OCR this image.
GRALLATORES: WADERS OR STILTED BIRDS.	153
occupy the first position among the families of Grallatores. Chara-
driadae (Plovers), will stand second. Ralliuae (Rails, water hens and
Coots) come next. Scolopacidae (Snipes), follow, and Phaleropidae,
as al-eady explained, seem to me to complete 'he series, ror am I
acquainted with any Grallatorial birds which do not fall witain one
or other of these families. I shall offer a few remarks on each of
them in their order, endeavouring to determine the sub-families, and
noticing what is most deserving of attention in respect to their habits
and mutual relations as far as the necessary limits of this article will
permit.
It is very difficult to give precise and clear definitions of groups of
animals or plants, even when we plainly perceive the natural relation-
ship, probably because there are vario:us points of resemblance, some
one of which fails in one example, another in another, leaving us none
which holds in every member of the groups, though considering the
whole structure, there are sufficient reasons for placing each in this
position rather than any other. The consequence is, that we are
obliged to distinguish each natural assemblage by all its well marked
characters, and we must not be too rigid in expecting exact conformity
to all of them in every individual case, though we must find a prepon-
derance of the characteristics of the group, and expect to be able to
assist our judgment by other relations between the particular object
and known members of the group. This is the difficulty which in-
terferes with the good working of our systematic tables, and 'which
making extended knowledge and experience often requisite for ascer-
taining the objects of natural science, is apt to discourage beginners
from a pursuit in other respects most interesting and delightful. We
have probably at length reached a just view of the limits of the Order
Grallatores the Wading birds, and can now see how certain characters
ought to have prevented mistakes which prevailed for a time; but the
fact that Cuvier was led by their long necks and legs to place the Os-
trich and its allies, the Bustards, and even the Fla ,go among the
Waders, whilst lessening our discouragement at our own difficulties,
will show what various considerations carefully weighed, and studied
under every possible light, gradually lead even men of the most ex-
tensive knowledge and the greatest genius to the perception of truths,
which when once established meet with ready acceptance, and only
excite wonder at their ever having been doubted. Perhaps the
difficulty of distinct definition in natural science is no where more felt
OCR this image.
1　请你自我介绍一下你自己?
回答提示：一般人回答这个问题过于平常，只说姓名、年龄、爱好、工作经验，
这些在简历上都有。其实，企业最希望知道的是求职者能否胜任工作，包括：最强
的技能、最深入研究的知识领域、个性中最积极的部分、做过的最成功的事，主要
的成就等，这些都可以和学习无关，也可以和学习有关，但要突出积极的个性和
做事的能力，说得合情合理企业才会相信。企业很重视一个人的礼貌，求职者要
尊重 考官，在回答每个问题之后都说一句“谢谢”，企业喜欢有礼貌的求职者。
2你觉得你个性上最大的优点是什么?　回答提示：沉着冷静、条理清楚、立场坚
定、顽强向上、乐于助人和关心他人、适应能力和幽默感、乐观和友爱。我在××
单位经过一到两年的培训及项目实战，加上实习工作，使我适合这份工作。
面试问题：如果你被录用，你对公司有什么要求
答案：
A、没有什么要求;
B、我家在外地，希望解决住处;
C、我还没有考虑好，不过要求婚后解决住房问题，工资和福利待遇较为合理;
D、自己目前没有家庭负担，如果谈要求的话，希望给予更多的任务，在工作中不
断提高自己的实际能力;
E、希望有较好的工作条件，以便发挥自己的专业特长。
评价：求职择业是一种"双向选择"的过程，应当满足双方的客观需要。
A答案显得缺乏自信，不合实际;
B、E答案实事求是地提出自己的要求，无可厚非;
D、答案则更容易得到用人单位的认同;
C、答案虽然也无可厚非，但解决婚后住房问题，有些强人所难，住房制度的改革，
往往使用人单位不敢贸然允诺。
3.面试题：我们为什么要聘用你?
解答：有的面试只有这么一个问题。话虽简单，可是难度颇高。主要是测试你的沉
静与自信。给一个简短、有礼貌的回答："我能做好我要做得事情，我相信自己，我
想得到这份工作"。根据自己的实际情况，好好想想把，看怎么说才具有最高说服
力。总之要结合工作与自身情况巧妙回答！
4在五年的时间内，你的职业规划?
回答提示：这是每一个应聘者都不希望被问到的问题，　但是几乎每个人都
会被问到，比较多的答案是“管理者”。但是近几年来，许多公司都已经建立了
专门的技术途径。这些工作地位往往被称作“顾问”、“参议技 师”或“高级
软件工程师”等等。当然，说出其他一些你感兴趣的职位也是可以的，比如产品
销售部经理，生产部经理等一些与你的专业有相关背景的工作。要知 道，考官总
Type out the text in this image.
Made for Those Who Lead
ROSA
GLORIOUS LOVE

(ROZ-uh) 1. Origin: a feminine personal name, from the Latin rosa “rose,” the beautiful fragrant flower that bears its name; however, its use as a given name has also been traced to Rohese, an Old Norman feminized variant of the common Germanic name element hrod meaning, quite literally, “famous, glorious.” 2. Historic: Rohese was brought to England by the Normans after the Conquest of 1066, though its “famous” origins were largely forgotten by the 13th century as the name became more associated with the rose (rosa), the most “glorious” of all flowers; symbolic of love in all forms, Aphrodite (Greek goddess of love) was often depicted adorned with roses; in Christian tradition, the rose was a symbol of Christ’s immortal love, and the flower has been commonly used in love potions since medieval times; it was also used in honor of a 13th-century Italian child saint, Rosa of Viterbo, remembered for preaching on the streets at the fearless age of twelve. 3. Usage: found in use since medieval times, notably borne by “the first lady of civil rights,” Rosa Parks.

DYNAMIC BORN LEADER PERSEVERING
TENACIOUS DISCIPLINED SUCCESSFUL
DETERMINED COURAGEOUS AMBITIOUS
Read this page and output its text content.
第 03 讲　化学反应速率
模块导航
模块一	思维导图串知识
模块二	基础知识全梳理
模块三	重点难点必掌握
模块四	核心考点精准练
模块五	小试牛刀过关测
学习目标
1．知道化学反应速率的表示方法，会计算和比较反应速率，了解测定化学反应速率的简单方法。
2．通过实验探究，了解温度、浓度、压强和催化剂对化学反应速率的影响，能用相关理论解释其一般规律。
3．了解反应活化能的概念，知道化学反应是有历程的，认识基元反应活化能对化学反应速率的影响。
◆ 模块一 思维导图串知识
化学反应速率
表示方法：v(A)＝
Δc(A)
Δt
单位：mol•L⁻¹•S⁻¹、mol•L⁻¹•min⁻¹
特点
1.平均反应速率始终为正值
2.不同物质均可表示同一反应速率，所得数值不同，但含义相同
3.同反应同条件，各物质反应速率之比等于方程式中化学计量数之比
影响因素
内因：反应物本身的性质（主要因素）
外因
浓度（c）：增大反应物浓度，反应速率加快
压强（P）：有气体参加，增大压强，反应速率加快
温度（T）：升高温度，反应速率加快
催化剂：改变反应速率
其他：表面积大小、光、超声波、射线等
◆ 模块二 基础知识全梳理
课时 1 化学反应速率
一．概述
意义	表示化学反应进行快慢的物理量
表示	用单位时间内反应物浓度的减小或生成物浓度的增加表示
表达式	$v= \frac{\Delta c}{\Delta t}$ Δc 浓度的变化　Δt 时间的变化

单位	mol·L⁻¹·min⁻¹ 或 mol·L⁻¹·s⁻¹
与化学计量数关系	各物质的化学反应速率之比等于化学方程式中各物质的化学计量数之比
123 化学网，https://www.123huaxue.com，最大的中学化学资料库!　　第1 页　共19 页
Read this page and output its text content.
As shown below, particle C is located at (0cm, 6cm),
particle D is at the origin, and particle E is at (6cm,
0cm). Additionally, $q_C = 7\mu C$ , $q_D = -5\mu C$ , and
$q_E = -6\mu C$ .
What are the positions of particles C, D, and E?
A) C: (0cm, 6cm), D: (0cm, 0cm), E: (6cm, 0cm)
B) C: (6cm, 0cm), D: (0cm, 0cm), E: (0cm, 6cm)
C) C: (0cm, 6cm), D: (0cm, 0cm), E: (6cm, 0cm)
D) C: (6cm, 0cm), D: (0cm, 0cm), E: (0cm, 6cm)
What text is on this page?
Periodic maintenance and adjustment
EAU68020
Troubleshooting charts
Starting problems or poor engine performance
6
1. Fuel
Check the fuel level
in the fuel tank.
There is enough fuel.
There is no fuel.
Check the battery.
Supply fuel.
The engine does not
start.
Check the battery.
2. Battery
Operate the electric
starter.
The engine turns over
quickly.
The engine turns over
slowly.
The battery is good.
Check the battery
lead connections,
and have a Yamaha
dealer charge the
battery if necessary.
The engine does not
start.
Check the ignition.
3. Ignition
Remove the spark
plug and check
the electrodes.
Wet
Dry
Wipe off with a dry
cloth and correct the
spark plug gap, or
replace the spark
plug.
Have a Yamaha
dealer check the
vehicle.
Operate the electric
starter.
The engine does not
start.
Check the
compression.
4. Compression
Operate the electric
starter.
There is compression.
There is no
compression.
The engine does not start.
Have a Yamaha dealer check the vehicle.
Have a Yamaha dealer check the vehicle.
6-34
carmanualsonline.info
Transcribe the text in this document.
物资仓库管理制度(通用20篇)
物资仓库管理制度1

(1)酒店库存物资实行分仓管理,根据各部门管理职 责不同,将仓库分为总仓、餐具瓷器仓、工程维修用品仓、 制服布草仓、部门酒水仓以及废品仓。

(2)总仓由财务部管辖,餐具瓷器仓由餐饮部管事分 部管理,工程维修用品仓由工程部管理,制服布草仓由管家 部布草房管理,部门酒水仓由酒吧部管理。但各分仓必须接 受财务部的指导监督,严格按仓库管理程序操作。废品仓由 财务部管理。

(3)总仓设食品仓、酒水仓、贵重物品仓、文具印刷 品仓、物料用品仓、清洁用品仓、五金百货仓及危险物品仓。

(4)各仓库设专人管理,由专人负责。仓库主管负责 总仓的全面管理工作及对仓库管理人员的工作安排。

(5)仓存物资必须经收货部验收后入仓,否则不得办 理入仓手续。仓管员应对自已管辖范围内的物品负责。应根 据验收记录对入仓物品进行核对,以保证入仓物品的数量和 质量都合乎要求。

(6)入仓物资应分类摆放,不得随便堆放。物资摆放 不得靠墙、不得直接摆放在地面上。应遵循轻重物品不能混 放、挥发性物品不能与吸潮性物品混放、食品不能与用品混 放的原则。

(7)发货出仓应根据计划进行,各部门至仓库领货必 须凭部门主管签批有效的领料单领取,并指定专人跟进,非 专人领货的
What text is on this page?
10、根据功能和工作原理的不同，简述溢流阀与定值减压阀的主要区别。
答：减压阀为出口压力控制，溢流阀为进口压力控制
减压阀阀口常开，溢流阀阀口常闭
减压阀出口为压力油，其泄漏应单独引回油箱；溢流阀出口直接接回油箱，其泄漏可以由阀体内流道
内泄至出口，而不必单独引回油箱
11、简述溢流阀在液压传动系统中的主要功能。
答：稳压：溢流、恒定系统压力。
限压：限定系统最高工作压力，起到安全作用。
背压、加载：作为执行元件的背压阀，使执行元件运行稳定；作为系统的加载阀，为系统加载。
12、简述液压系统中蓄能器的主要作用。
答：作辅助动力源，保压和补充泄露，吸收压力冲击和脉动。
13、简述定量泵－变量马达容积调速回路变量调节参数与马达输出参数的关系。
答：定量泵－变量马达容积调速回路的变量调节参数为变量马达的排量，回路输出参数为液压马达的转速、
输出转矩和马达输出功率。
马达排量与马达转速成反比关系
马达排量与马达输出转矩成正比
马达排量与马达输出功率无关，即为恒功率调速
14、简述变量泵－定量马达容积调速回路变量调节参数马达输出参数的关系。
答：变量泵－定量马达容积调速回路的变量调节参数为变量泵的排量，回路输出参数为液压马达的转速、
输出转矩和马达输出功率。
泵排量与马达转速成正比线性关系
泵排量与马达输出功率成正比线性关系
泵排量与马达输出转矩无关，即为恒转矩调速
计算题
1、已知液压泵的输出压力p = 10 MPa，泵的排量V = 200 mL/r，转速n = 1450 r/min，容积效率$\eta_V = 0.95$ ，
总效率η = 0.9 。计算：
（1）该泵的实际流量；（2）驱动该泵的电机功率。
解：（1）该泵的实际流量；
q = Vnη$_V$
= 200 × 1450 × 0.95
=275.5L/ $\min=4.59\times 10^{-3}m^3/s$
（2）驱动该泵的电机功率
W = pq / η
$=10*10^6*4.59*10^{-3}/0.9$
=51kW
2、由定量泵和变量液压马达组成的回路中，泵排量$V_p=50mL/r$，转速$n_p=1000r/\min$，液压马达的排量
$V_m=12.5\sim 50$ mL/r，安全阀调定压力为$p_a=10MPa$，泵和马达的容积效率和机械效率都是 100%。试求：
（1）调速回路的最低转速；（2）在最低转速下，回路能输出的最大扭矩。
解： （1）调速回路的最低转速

------------------------------

Exercise description: Each line that has the word "which" should be copied.

Right answer:
acquainted with any Grallatorial birds which do not fall witain one
one of which fails in one example, another in another, leaving us none
which holds in every member of the groups, though considering the
and known members of the group. This is the difficulty which in-
terferes with the good working of our systematic tables, and 'which
ought to have prevented mistakes which prevailed for a time; but the
which when once established meet with ready acceptance, and only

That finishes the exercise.